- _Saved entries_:
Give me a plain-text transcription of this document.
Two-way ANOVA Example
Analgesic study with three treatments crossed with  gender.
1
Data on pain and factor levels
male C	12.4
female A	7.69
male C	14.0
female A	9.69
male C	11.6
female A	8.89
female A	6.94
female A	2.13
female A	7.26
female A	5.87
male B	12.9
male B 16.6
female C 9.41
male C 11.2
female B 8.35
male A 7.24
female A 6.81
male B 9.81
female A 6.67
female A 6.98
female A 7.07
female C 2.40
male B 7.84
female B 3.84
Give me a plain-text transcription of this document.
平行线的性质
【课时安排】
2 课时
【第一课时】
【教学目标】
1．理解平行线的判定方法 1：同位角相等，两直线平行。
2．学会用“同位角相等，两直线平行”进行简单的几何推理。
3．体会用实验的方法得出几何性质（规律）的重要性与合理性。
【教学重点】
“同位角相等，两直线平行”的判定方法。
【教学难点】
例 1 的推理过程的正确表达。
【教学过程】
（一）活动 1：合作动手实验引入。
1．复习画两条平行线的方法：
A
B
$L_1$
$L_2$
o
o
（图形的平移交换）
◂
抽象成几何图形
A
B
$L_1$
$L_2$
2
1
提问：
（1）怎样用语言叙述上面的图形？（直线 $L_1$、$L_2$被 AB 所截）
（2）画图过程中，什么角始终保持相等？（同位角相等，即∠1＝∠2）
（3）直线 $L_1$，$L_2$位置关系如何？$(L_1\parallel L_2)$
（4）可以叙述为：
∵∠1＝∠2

- _Work to complete_:
Return the listing above word for word.

- _Finished exercise_:
Give me a plain-text transcription of this document.
Two-way ANOVA Example
Analgesic study with three treatments crossed with  gender.
1
Data on pain and factor levels
male C	12.4
female A	7.69
male C	14.0
female A	9.69
male C	11.6
female A	8.89
female A	6.94
female A	2.13
female A	7.26
female A	5.87
male B	12.9
male B 16.6
female C 9.41
male C 11.2
female B 8.35
male A 7.24
female A 6.81
male B 9.81
female A 6.67
female A 6.98
female A 7.07
female C 2.40
male B 7.84
female B 3.84
Give me a plain-text transcription of this document.
平行线的性质
【课时安排】
2 课时
【第一课时】
【教学目标】
1．理解平行线的判定方法 1：同位角相等，两直线平行。
2．学会用“同位角相等，两直线平行”进行简单的几何推理。
3．体会用实验的方法得出几何性质（规律）的重要性与合理性。
【教学重点】
“同位角相等，两直线平行”的判定方法。
【教学难点】
例 1 的推理过程的正确表达。
【教学过程】
（一）活动 1：合作动手实验引入。
1．复习画两条平行线的方法：
A
B
$L_1$
$L_2$
o
o
（图形的平移交换）
◂
抽象成几何图形
A
B
$L_1$
$L_2$
2
1
提问：
（1）怎样用语言叙述上面的图形？（直线 $L_1$、$L_2$被 AB 所截）
（2）画图过程中，什么角始终保持相等？（同位角相等，即∠1＝∠2）
（3）直线 $L_1$，$L_2$位置关系如何？$(L_1\parallel L_2)$
（4）可以叙述为：
∵∠1＝∠2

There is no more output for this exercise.